---------- SUPPLIED INFORMATION

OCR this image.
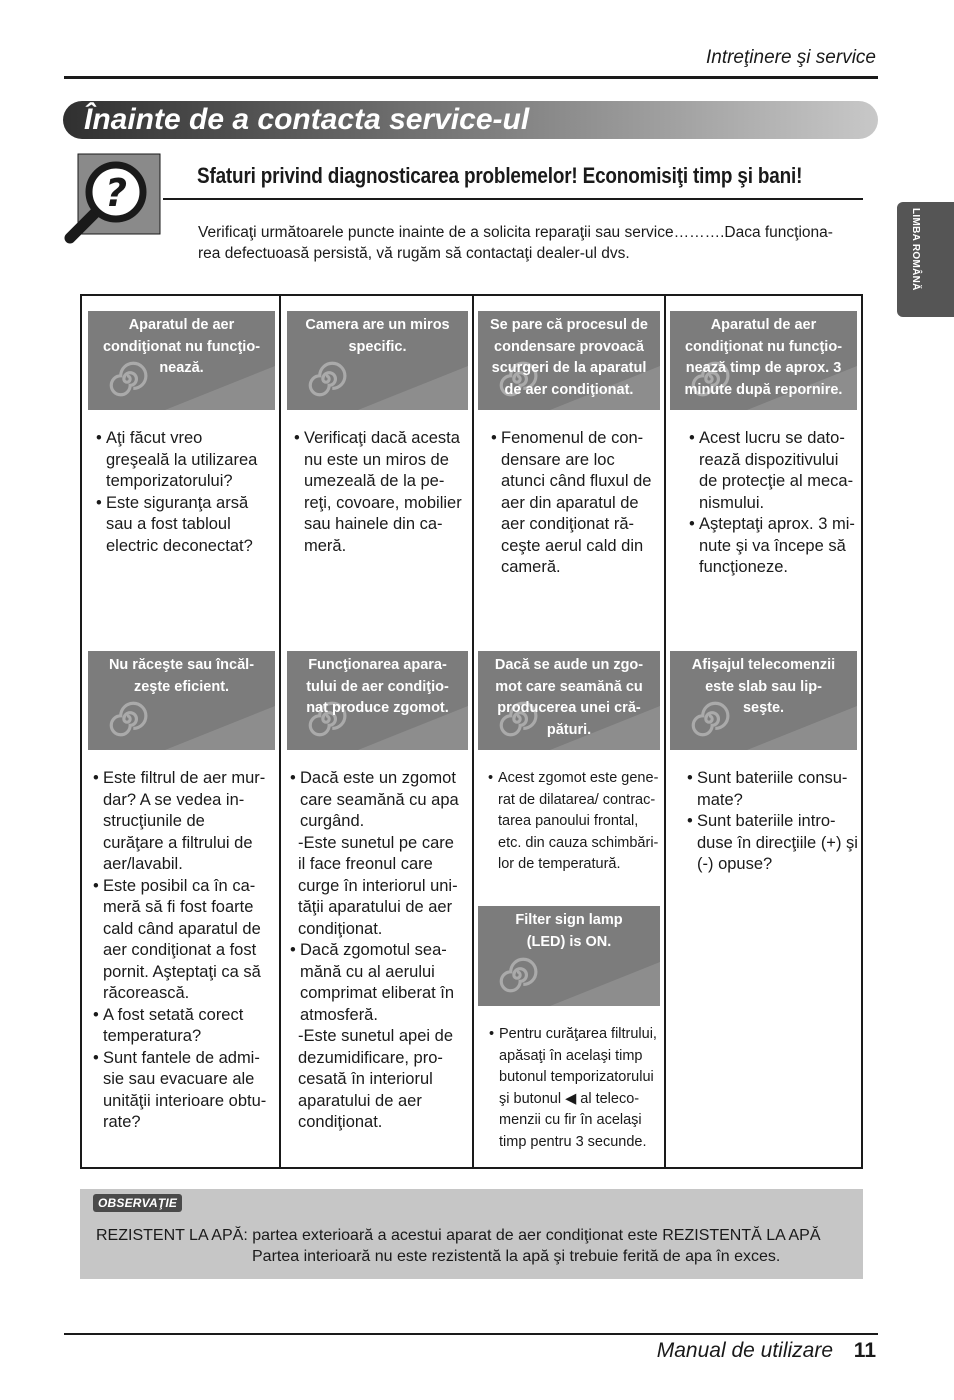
Intreţinere şi service
Înainte de a contacta service-ul
?	Sfaturi privind diagnosticarea problemelor! Economisiţi timp şi bani!
Verificaţi următoarele puncte inainte de a solicita reparaţii sau service……….Daca funcţiona-
rea defectuoasă persistă, vă rugăm să contactaţi dealer-ul dvs.	LIMBA ROMÂNĂ
Aparatul de aer
condiţionat nu funcţio-
nează.

• Aţi făcut vreo
greşeală la utilizarea
temporizatorului?
• Este siguranţa arsă
sau a fost tabloul
electric deconectat?
Camera are un miros
specific.

• Verificaţi dacă acesta
nu este un miros de
umezeală de la pe-
reţi, covoare, mobilier
sau hainele din ca-
meră.
Se pare că procesul de
condensare provoacă
scurgeri de la aparatul
de aer condiţionat.

• Fenomenul de con-
densare are loc
atunci când fluxul de
aer din aparatul de
aer condiţionat ră-
ceşte aerul cald din
cameră.
Aparatul de aer
condiţionat nu funcţio-
nează timp de aprox. 3
minute după repornire.

• Acest lucru se dato-
rează dispozitivului
de protecţie al meca-
nismului.
• Aşteptaţi aprox. 3 mi-
nute şi va începe să
funcţioneze.
Nu răceşte sau încăl-
zeşte eficient.

• Este filtrul de aer mur-
dar? A se vedea in-
strucţiunile de
curăţare a filtrului de
aer/lavabil.
• Este posibil ca în ca-
meră să fi fost foarte
cald când aparatul de
aer condiţionat a fost
pornit. Aşteptaţi ca să
răcorească.
• A fost setată corect
temperatura?
• Sunt fantele de admi-
sie sau evacuare ale
unităţii interioare obtu-
rate?
Funcţionarea apara-
tului de aer condiţio-
nat produce zgomot.

• Dacă este un zgomot
care seamănă cu apa
curgând.
-Este sunetul pe care
il face freonul care
curge în interiorul uni-
tăţii aparatului de aer
condiţionat.
• Dacă zgomotul sea-
mănă cu al aerului
comprimat eliberat în
atmosferă.
-Este sunetul apei de
dezumidificare, pro-
cesată în interiorul
aparatului de aer
condiţionat.
Dacă se aude un zgo-
mot care seamănă cu
producerea unei cră-
pături.

• Acest zgomot este gene-
rat de dilatarea/ contrac-
tarea panoului frontal,
etc. din cauza schimbări-
lor de temperatură.
Afişajul telecomenzii
este slab sau lip-
seşte.

• Sunt bateriile consu-
mate?
• Sunt bateriile intro-
duse în direcţiile (+) şi
(-) opuse?
Filter sign lamp
(LED) is ON.

• Pentru curăţarea filtrului,
apăsaţi în acelaşi timp
butonul temporizatorului
şi butonul ◀ al teleco-
menzii cu fir în acelaşi
timp pentru 3 secunde.
OBSERVAŢIE
REZISTENT LA APĂ: partea exterioară a acestui aparat de aer condiţionat este REZISTENTĂ LA APĂ
Partea interioară nu este rezistentă la apă şi trebuie ferită de apa în exces.
Manual de utilizare 11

--------------------

• DIRECTIONS FOR THIS TASK: The listing above must be printed again exactly, minus its pictures.

• CORRECT RESPONSE:
OCR this image.
Intreţinere şi service
Înainte de a contacta service-ul
?	Sfaturi privind diagnosticarea problemelor! Economisiţi timp şi bani!
Verificaţi următoarele puncte inainte de a solicita reparaţii sau service……….Daca funcţiona-
rea defectuoasă persistă, vă rugăm să contactaţi dealer-ul dvs.	LIMBA ROMÂNĂ
Aparatul de aer
condiţionat nu funcţio-
nează.

• Aţi făcut vreo
greşeală la utilizarea
temporizatorului?
• Este siguranţa arsă
sau a fost tabloul
electric deconectat?
Camera are un miros
specific.

• Verificaţi dacă acesta
nu este un miros de
umezeală de la pe-
reţi, covoare, mobilier
sau hainele din ca-
meră.
Se pare că procesul de
condensare provoacă
scurgeri de la aparatul
de aer condiţionat.

• Fenomenul de con-
densare are loc
atunci când fluxul de
aer din aparatul de
aer condiţionat ră-
ceşte aerul cald din
cameră.
Aparatul de aer
condiţionat nu funcţio-
nează timp de aprox. 3
minute după repornire.

• Acest lucru se dato-
rează dispozitivului
de protecţie al meca-
nismului.
• Aşteptaţi aprox. 3 mi-
nute şi va începe să
funcţioneze.
Nu răceşte sau încăl-
zeşte eficient.

• Este filtrul de aer mur-
dar? A se vedea in-
strucţiunile de
curăţare a filtrului de
aer/lavabil.
• Este posibil ca în ca-
meră să fi fost foarte
cald când aparatul de
aer condiţionat a fost
pornit. Aşteptaţi ca să
răcorească.
• A fost setată corect
temperatura?
• Sunt fantele de admi-
sie sau evacuare ale
unităţii interioare obtu-
rate?
Funcţionarea apara-
tului de aer condiţio-
nat produce zgomot.

• Dacă este un zgomot
care seamănă cu apa
curgând.
-Este sunetul pe care
il face freonul care
curge în interiorul uni-
tăţii aparatului de aer
condiţionat.
• Dacă zgomotul sea-
mănă cu al aerului
comprimat eliberat în
atmosferă.
-Este sunetul apei de
dezumidificare, pro-
cesată în interiorul
aparatului de aer
condiţionat.
Dacă se aude un zgo-
mot care seamănă cu
producerea unei cră-
pături.

• Acest zgomot este gene-
rat de dilatarea/ contrac-
tarea panoului frontal,
etc. din cauza schimbări-
lor de temperatură.
Afişajul telecomenzii
este slab sau lip-
seşte.

• Sunt bateriile consu-
mate?
• Sunt bateriile intro-
duse în direcţiile (+) şi
(-) opuse?
Filter sign lamp
(LED) is ON.

• Pentru curăţarea filtrului,
apăsaţi în acelaşi timp
butonul temporizatorului
şi butonul ◀ al teleco-
menzii cu fir în acelaşi
timp pentru 3 secunde.
OBSERVAŢIE
REZISTENT LA APĂ: partea exterioară a acestui aparat de aer condiţionat este REZISTENTĂ LA APĂ
Partea interioară nu este rezistentă la apă şi trebuie ferită de apa în exces.
Manual de utilizare 11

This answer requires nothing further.